• **DATA LISTING**:
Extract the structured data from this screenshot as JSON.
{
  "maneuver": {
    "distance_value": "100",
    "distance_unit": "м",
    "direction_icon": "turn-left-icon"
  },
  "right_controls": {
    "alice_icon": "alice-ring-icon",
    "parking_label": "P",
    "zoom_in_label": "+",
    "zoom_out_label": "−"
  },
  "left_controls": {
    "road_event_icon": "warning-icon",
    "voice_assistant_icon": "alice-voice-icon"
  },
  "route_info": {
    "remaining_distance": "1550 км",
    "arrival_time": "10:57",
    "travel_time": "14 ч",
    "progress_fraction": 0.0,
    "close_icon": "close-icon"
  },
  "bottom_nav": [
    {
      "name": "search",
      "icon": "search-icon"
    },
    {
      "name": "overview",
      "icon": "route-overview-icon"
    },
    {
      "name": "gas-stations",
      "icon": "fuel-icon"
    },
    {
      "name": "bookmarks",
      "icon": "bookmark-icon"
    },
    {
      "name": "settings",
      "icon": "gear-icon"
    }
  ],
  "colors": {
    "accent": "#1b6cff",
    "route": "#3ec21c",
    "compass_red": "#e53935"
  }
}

...

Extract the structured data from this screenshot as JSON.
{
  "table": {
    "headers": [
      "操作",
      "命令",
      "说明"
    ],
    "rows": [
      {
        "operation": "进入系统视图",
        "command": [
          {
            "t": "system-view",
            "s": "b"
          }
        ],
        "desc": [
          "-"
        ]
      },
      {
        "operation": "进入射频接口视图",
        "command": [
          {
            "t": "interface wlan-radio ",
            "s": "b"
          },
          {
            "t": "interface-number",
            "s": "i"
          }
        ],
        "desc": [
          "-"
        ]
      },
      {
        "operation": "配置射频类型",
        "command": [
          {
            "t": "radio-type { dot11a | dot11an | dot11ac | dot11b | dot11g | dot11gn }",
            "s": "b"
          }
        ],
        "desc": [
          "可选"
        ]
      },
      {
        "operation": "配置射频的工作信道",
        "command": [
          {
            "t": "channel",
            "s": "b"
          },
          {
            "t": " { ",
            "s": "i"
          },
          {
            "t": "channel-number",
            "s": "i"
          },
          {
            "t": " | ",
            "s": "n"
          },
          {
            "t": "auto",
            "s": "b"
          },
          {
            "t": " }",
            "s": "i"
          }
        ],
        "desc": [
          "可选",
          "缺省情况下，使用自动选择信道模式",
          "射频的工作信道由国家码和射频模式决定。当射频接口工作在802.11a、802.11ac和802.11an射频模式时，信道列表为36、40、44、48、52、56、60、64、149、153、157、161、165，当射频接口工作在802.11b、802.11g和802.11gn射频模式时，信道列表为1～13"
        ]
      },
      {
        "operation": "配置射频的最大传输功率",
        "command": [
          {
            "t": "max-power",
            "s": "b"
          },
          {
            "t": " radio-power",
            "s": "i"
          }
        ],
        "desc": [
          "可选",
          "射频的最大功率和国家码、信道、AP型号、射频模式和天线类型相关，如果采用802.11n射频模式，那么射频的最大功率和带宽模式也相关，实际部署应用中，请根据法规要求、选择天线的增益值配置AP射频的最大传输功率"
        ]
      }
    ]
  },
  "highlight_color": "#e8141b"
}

• **GIVEN PROBLEM**: From the records above, pull out every line containing the word "overview".

• **CORRECT OUTPUT**:
      "name": "overview",
      "icon": "route-overview-icon"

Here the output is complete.